▶ [PROBLEM REQUIREMENTS]: Here are some entries; quote each one exactly.

# LISTED ENTRIES start

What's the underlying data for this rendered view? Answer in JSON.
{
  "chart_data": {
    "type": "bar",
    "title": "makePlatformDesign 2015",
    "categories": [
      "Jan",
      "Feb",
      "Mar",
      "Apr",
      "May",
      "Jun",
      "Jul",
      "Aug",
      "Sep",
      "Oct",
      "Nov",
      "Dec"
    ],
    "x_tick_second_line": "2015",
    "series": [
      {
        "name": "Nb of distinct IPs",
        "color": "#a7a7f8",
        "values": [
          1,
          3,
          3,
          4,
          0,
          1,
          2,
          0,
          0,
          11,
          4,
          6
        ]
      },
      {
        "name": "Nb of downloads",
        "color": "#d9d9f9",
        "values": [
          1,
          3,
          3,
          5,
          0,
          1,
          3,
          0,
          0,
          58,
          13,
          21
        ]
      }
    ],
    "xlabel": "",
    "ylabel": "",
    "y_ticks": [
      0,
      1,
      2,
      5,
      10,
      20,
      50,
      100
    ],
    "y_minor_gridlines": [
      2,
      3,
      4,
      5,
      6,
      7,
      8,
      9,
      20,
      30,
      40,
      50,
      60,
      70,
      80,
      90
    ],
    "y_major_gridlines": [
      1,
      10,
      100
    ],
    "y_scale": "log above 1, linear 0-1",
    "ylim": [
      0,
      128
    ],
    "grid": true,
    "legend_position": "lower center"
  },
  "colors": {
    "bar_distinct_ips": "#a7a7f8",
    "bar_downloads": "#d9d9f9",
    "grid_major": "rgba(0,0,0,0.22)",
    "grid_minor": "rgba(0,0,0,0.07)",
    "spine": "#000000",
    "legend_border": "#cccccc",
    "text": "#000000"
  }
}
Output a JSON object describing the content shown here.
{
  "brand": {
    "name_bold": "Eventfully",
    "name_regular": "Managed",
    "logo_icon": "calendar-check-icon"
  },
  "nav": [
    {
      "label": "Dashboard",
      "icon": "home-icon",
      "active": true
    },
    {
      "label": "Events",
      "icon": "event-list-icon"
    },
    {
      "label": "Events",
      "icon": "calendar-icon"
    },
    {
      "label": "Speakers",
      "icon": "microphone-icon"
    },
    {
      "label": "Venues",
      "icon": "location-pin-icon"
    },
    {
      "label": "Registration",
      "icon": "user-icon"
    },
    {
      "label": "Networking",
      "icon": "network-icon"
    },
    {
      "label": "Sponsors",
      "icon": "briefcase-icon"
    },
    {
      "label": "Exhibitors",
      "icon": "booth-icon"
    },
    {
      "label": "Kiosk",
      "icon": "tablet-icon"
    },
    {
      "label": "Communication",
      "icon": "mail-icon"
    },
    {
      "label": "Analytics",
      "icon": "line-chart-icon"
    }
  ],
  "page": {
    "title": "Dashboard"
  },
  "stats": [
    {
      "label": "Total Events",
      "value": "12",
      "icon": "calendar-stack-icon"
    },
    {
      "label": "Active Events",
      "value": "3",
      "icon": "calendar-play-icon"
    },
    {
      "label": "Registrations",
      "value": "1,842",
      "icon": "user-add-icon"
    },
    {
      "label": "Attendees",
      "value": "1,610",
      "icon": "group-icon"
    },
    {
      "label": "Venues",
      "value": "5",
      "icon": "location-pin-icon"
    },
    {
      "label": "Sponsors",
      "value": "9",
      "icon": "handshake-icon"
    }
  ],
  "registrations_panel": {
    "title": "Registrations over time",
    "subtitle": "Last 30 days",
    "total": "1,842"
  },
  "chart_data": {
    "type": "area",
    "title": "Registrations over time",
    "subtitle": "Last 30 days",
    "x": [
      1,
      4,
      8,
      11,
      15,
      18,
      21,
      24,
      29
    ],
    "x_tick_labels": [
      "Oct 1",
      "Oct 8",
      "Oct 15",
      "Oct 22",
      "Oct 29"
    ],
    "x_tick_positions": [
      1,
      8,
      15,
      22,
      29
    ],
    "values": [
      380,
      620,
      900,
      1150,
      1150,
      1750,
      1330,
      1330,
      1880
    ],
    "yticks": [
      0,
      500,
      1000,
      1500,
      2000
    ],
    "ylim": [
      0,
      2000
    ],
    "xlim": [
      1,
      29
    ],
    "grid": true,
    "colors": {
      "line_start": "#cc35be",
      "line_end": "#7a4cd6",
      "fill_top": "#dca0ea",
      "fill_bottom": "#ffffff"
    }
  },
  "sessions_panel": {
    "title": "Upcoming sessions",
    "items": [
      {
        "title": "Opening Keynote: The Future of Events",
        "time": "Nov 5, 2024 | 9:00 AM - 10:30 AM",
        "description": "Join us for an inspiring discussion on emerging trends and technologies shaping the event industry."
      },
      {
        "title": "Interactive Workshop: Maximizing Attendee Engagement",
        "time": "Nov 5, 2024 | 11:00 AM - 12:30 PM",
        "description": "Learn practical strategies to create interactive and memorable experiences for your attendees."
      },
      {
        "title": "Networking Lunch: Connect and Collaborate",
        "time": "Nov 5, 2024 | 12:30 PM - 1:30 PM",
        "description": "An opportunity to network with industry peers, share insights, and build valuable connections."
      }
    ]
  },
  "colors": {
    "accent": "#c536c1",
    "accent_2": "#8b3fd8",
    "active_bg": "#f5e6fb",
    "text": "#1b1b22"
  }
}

# LISTED ENTRIES end

▶ [RESULT OF THIS TASK]:
What's the underlying data for this rendered view? Answer in JSON.
{
  "chart_data": {
    "type": "bar",
    "title": "makePlatformDesign 2015",
    "categories": [
      "Jan",
      "Feb",
      "Mar",
      "Apr",
      "May",
      "Jun",
      "Jul",
      "Aug",
      "Sep",
      "Oct",
      "Nov",
      "Dec"
    ],
    "x_tick_second_line": "2015",
    "series": [
      {
        "name": "Nb of distinct IPs",
        "color": "#a7a7f8",
        "values": [
          1,
          3,
          3,
          4,
          0,
          1,
          2,
          0,
          0,
          11,
          4,
          6
        ]
      },
      {
        "name": "Nb of downloads",
        "color": "#d9d9f9",
        "values": [
          1,
          3,
          3,
          5,
          0,
          1,
          3,
          0,
          0,
          58,
          13,
          21
        ]
      }
    ],
    "xlabel": "",
    "ylabel": "",
    "y_ticks": [
      0,
      1,
      2,
      5,
      10,
      20,
      50,
      100
    ],
    "y_minor_gridlines": [
      2,
      3,
      4,
      5,
      6,
      7,
      8,
      9,
      20,
      30,
      40,
      50,
      60,
      70,
      80,
      90
    ],
    "y_major_gridlines": [
      1,
      10,
      100
    ],
    "y_scale": "log above 1, linear 0-1",
    "ylim": [
      0,
      128
    ],
    "grid": true,
    "legend_position": "lower center"
  },
  "colors": {
    "bar_distinct_ips": "#a7a7f8",
    "bar_downloads": "#d9d9f9",
    "grid_major": "rgba(0,0,0,0.22)",
    "grid_minor": "rgba(0,0,0,0.07)",
    "spine": "#000000",
    "legend_border": "#cccccc",
    "text": "#000000"
  }
}
Output a JSON object describing the content shown here.
{
  "brand": {
    "name_bold": "Eventfully",
    "name_regular": "Managed",
    "logo_icon": "calendar-check-icon"
  },
  "nav": [
    {
      "label": "Dashboard",
      "icon": "home-icon",
      "active": true
    },
    {
      "label": "Events",
      "icon": "event-list-icon"
    },
    {
      "label": "Events",
      "icon": "calendar-icon"
    },
    {
      "label": "Speakers",
      "icon": "microphone-icon"
    },
    {
      "label": "Venues",
      "icon": "location-pin-icon"
    },
    {
      "label": "Registration",
      "icon": "user-icon"
    },
    {
      "label": "Networking",
      "icon": "network-icon"
    },
    {
      "label": "Sponsors",
      "icon": "briefcase-icon"
    },
    {
      "label": "Exhibitors",
      "icon": "booth-icon"
    },
    {
      "label": "Kiosk",
      "icon": "tablet-icon"
    },
    {
      "label": "Communication",
      "icon": "mail-icon"
    },
    {
      "label": "Analytics",
      "icon": "line-chart-icon"
    }
  ],
  "page": {
    "title": "Dashboard"
  },
  "stats": [
    {
      "label": "Total Events",
      "value": "12",
      "icon": "calendar-stack-icon"
    },
    {
      "label": "Active Events",
      "value": "3",
      "icon": "calendar-play-icon"
    },
    {
      "label": "Registrations",
      "value": "1,842",
      "icon": "user-add-icon"
    },
    {
      "label": "Attendees",
      "value": "1,610",
      "icon": "group-icon"
    },
    {
      "label": "Venues",
      "value": "5",
      "icon": "location-pin-icon"
    },
    {
      "label": "Sponsors",
      "value": "9",
      "icon": "handshake-icon"
    }
  ],
  "registrations_panel": {
    "title": "Registrations over time",
    "subtitle": "Last 30 days",
    "total": "1,842"
  },
  "chart_data": {
    "type": "area",
    "title": "Registrations over time",
    "subtitle": "Last 30 days",
    "x": [
      1,
      4,
      8,
      11,
      15,
      18,
      21,
      24,
      29
    ],
    "x_tick_labels": [
      "Oct 1",
      "Oct 8",
      "Oct 15",
      "Oct 22",
      "Oct 29"
    ],
    "x_tick_positions": [
      1,
      8,
      15,
      22,
      29
    ],
    "values": [
      380,
      620,
      900,
      1150,
      1150,
      1750,
      1330,
      1330,
      1880
    ],
    "yticks": [
      0,
      500,
      1000,
      1500,
      2000
    ],
    "ylim": [
      0,
      2000
    ],
    "xlim": [
      1,
      29
    ],
    "grid": true,
    "colors": {
      "line_start": "#cc35be",
      "line_end": "#7a4cd6",
      "fill_top": "#dca0ea",
      "fill_bottom": "#ffffff"
    }
  },
  "sessions_panel": {
    "title": "Upcoming sessions",
    "items": [
      {
        "title": "Opening Keynote: The Future of Events",
        "time": "Nov 5, 2024 | 9:00 AM - 10:30 AM",
        "description": "Join us for an inspiring discussion on emerging trends and technologies shaping the event industry."
      },
      {
        "title": "Interactive Workshop: Maximizing Attendee Engagement",
        "time": "Nov 5, 2024 | 11:00 AM - 12:30 PM",
        "description": "Learn practical strategies to create interactive and memorable experiences for your attendees."
      },
      {
        "title": "Networking Lunch: Connect and Collaborate",
        "time": "Nov 5, 2024 | 12:30 PM - 1:30 PM",
        "description": "An opportunity to network with industry peers, share insights, and build valuable connections."
      }
    ]
  },
  "colors": {
    "accent": "#c536c1",
    "accent_2": "#8b3fd8",
    "active_bg": "#f5e6fb",
    "text": "#1b1b22"
  }
}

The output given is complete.